Will you give every entry again exactly as it stands?

[Data records]
---
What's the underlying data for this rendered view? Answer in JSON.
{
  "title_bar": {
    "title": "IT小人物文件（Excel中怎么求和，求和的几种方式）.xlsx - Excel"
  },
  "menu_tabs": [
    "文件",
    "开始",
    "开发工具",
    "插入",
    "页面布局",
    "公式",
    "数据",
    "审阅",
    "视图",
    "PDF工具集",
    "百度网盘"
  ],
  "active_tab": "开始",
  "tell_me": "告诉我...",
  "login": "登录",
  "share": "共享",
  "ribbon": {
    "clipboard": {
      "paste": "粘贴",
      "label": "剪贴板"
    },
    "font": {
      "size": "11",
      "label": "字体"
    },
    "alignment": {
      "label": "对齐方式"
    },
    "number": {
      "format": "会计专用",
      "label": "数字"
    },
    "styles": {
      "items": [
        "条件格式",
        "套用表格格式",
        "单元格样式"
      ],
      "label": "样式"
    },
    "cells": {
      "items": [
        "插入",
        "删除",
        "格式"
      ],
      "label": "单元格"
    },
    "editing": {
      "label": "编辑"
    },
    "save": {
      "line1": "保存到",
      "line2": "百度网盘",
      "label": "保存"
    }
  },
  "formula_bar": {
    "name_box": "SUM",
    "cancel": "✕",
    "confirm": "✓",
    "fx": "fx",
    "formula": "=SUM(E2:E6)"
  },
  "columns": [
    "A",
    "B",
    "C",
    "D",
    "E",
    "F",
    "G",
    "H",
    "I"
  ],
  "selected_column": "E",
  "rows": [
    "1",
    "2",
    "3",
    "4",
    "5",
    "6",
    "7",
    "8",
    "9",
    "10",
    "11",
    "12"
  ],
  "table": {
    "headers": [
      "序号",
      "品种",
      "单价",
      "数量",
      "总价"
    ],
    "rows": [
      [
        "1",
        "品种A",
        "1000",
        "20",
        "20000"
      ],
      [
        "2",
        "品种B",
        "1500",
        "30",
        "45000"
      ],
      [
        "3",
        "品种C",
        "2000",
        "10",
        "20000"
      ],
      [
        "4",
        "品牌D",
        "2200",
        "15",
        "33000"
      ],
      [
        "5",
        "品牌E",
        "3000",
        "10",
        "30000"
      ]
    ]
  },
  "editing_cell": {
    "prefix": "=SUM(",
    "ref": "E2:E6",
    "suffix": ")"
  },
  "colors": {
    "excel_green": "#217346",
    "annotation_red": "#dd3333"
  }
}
---
— Output below —
What's the underlying data for this rendered view? Answer in JSON.
{
  "title_bar": {
    "title": "IT小人物文件（Excel中怎么求和，求和的几种方式）.xlsx - Excel"
  },
  "menu_tabs": [
    "文件",
    "开始",
    "开发工具",
    "插入",
    "页面布局",
    "公式",
    "数据",
    "审阅",
    "视图",
    "PDF工具集",
    "百度网盘"
  ],
  "active_tab": "开始",
  "tell_me": "告诉我...",
  "login": "登录",
  "share": "共享",
  "ribbon": {
    "clipboard": {
      "paste": "粘贴",
      "label": "剪贴板"
    },
    "font": {
      "size": "11",
      "label": "字体"
    },
    "alignment": {
      "label": "对齐方式"
    },
    "number": {
      "format": "会计专用",
      "label": "数字"
    },
    "styles": {
      "items": [
        "条件格式",
        "套用表格格式",
        "单元格样式"
      ],
      "label": "样式"
    },
    "cells": {
      "items": [
        "插入",
        "删除",
        "格式"
      ],
      "label": "单元格"
    },
    "editing": {
      "label": "编辑"
    },
    "save": {
      "line1": "保存到",
      "line2": "百度网盘",
      "label": "保存"
    }
  },
  "formula_bar": {
    "name_box": "SUM",
    "cancel": "✕",
    "confirm": "✓",
    "fx": "fx",
    "formula": "=SUM(E2:E6)"
  },
  "columns": [
    "A",
    "B",
    "C",
    "D",
    "E",
    "F",
    "G",
    "H",
    "I"
  ],
  "selected_column": "E",
  "rows": [
    "1",
    "2",
    "3",
    "4",
    "5",
    "6",
    "7",
    "8",
    "9",
    "10",
    "11",
    "12"
  ],
  "table": {
    "headers": [
      "序号",
      "品种",
      "单价",
      "数量",
      "总价"
    ],
    "rows": [
      [
        "1",
        "品种A",
        "1000",
        "20",
        "20000"
      ],
      [
        "2",
        "品种B",
        "1500",
        "30",
        "45000"
      ],
      [
        "3",
        "品种C",
        "2000",
        "10",
        "20000"
      ],
      [
        "4",
        "品牌D",
        "2200",
        "15",
        "33000"
      ],
      [
        "5",
        "品牌E",
        "3000",
        "10",
        "30000"
      ]
    ]
  },
  "editing_cell": {
    "prefix": "=SUM(",
    "ref": "E2:E6",
    "suffix": ")"
  },
  "colors": {
    "excel_green": "#217346",
    "annotation_red": "#dd3333"
  }
}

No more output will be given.